**Data rows**.
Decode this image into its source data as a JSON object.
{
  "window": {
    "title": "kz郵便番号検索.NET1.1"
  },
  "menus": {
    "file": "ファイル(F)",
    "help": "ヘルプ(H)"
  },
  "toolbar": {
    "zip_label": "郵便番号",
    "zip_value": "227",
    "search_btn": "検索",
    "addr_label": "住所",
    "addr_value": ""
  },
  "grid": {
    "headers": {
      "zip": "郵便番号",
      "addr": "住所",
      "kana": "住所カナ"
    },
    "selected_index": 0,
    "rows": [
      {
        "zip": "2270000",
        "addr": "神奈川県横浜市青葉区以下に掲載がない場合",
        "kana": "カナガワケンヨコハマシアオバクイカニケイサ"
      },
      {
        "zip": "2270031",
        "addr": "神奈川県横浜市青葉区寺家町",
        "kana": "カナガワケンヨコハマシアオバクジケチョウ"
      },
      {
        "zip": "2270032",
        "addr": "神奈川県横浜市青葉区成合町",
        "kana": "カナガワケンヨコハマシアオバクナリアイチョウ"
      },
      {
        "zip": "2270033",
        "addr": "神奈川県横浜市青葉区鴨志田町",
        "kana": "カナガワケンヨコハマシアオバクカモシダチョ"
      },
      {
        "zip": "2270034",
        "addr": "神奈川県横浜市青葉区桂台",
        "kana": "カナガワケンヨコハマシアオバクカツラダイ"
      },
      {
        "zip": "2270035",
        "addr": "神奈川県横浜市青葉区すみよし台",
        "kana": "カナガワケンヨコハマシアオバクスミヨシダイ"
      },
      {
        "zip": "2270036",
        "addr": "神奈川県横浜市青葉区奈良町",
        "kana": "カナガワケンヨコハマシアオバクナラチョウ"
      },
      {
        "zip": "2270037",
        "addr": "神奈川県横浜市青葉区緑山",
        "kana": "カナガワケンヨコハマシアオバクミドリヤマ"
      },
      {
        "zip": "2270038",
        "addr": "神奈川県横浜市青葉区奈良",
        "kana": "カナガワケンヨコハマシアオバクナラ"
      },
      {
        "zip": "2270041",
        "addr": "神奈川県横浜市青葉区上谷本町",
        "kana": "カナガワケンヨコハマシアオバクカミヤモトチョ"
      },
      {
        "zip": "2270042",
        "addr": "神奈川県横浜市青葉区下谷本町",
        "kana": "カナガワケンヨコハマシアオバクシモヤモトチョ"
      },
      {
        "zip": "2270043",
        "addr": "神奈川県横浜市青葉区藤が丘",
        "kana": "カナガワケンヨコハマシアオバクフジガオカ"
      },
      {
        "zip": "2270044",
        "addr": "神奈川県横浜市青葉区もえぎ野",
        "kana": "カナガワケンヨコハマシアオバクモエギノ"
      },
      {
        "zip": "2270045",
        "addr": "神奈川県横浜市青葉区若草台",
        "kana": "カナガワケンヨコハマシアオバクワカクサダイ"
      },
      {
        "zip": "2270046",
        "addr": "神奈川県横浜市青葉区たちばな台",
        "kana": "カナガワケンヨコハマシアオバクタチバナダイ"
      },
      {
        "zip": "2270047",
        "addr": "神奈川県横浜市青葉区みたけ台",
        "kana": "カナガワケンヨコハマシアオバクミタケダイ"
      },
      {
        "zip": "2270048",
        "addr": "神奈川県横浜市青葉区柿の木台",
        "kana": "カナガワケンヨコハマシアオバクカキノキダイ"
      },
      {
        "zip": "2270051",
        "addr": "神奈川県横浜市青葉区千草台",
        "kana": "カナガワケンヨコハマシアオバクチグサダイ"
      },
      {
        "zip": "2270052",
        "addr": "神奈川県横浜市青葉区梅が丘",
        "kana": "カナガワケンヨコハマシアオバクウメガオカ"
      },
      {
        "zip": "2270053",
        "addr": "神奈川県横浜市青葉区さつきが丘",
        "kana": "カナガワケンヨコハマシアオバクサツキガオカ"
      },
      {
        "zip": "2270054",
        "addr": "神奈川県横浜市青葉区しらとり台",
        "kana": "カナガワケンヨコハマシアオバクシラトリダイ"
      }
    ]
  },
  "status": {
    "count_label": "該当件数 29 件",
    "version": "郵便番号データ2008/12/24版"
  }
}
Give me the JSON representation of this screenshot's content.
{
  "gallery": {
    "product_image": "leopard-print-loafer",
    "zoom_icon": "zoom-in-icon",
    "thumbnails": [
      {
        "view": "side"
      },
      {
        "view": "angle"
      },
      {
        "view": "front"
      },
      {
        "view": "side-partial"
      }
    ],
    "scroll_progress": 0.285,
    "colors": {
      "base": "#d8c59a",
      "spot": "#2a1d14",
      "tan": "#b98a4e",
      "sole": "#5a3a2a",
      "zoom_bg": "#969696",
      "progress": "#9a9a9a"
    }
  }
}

**Exercise**. Write out exactly the lines of the entries above that run from the line containing "Give me the" through the last line, including both.

**Exercise answer**.
Give me the JSON representation of this screenshot's content.
{
  "gallery": {
    "product_image": "leopard-print-loafer",
    "zoom_icon": "zoom-in-icon",
    "thumbnails": [
      {
        "view": "side"
      },
      {
        "view": "angle"
      },
      {
        "view": "front"
      },
      {
        "view": "side-partial"
      }
    ],
    "scroll_progress": 0.285,
    "colors": {
      "base": "#d8c59a",
      "spot": "#2a1d14",
      "tan": "#b98a4e",
      "sole": "#5a3a2a",
      "zoom_bg": "#969696",
      "progress": "#9a9a9a"
    }
  }
}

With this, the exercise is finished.